Source:
____________________
Article 2 : Définition de « renseignement personnel »

Par contraste, la définition de « renseignement personnel » est exhaustive et utile. Je félicite particulièrement le gouvernement pour y avoir introduit de la souplesse en visant la collecte des renseignements qui ne sont pas nécessairement enregistrés. Cela permet de contester certaines pratiques, comme la présence de caméras vidéo dans les salles d'essayage même lorsque la surveillance n'est pas enregistrée.

Article 3 : Objet - la « personne raisonnable »

J'avoue ma perplexité devant la mention, dans la clause 3 (l'objet), de ce qu'une « personne raisonnable » estimerait acceptable dans les circonstances. Après de longues discussions, nous avons conclu que ce terme ne l'emporte pas sur les principes prévus dans l'annexe, que c'est plutôt l'inverse. Néanmoins, ce n'est qu'avec l'expérience que nous verrons les résultats. Il est entendu, comme le disent les avocats, que je saisirais la recommandation formulée par plusieurs témoins, soit limiter la collecte, l'utilisation et la communication à ce qui est « légitime ainsi que justifiable et raisonnablement prévu dans les circonstances ».

Alinéa 7(1)d) : renseignement « auquel le public a accès »
____________________
Données fournies:

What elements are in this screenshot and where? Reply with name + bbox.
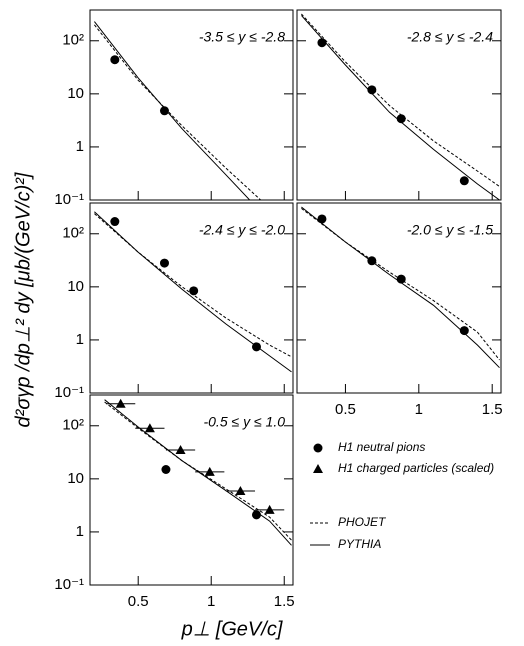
____________________
Consigne: Recopiez sans rien changer le passage du texte sur les renseignements personnels compris entre « Par contraste, la » et « n'est pas enregistrée. », ces deux extrémités incluses.

Réponse attendue:
Par contraste, la définition de « renseignement personnel » est exhaustive et utile. Je félicite particulièrement le gouvernement pour y avoir introduit de la souplesse en visant la collecte des renseignements qui ne sont pas nécessairement enregistrés. Cela permet de contester certaines pratiques, comme la présence de caméras vidéo dans les salles d'essayage même lorsque la surveillance n'est pas enregistrée.